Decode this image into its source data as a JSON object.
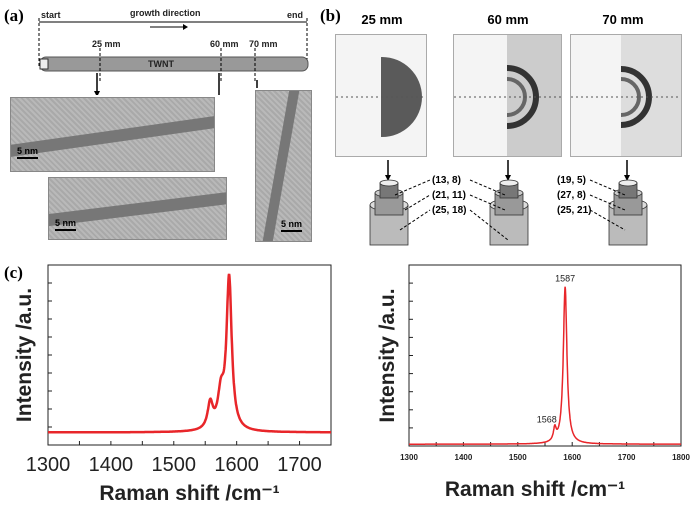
{
  "panel_a": {
    "label": "(a)",
    "start": "start",
    "end": "end",
    "growth_direction": "growth direction",
    "tube_label": "TWNT",
    "positions": [
      "25 mm",
      "60 mm",
      "70 mm"
    ],
    "scale_bars": [
      "5 nm",
      "5 nm",
      "5 nm"
    ]
  },
  "panel_b": {
    "label": "(b)",
    "patterns": [
      {
        "title": "25 mm"
      },
      {
        "title": "60 mm"
      },
      {
        "title": "70 mm"
      }
    ],
    "chiralities_left": [
      "(13, 8)",
      "(21, 11)",
      "(25, 18)"
    ],
    "chiralities_right": [
      "(19, 5)",
      "(27, 8)",
      "(25, 21)"
    ]
  },
  "panel_c": {
    "label": "(c)"
  },
  "chart_data": [
    {
      "type": "line",
      "xlabel": "Raman shift /cm-1",
      "ylabel": "Intensity /a.u.",
      "xlim": [
        1300,
        1750
      ],
      "xticks": [
        "1300",
        "1400",
        "1500",
        "1600",
        "1700"
      ],
      "color": "#e8262a",
      "peaks": [
        {
          "x": 1558,
          "height": 0.17
        },
        {
          "x": 1575,
          "height": 0.22
        },
        {
          "x": 1588,
          "height": 1.0
        }
      ]
    },
    {
      "type": "line",
      "xlabel": "Raman shift /cm-1",
      "ylabel": "Intensity /a.u.",
      "xlim": [
        1300,
        1800
      ],
      "xticks": [
        "1300",
        "1400",
        "1500",
        "1600",
        "1700",
        "1800"
      ],
      "color": "#e8262a",
      "annotations": [
        "1568",
        "1587"
      ],
      "peaks": [
        {
          "x": 1568,
          "height": 0.08
        },
        {
          "x": 1587,
          "height": 1.0
        }
      ]
    }
  ]
}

++++++++

**TASK TO COMPLETE**
Reproduce all of the entries word for word, skipping any pictures they hold.

**EXERCISE SOLUTION**
Decode this image into its source data as a JSON object.
{
  "panel_a": {
    "label": "(a)",
    "start": "start",
    "end": "end",
    "growth_direction": "growth direction",
    "tube_label": "TWNT",
    "positions": [
      "25 mm",
      "60 mm",
      "70 mm"
    ],
    "scale_bars": [
      "5 nm",
      "5 nm",
      "5 nm"
    ]
  },
  "panel_b": {
    "label": "(b)",
    "patterns": [
      {
        "title": "25 mm"
      },
      {
        "title": "60 mm"
      },
      {
        "title": "70 mm"
      }
    ],
    "chiralities_left": [
      "(13, 8)",
      "(21, 11)",
      "(25, 18)"
    ],
    "chiralities_right": [
      "(19, 5)",
      "(27, 8)",
      "(25, 21)"
    ]
  },
  "panel_c": {
    "label": "(c)"
  },
  "chart_data": [
    {
      "type": "line",
      "xlabel": "Raman shift /cm-1",
      "ylabel": "Intensity /a.u.",
      "xlim": [
        1300,
        1750
      ],
      "xticks": [
        "1300",
        "1400",
        "1500",
        "1600",
        "1700"
      ],
      "color": "#e8262a",
      "peaks": [
        {
          "x": 1558,
          "height": 0.17
        },
        {
          "x": 1575,
          "height": 0.22
        },
        {
          "x": 1588,
          "height": 1.0
        }
      ]
    },
    {
      "type": "line",
      "xlabel": "Raman shift /cm-1",
      "ylabel": "Intensity /a.u.",
      "xlim": [
        1300,
        1800
      ],
      "xticks": [
        "1300",
        "1400",
        "1500",
        "1600",
        "1700",
        "1800"
      ],
      "color": "#e8262a",
      "annotations": [
        "1568",
        "1587"
      ],
      "peaks": [
        {
          "x": 1568,
          "height": 0.08
        },
        {
          "x": 1587,
          "height": 1.0
        }
      ]
    }
  ]
}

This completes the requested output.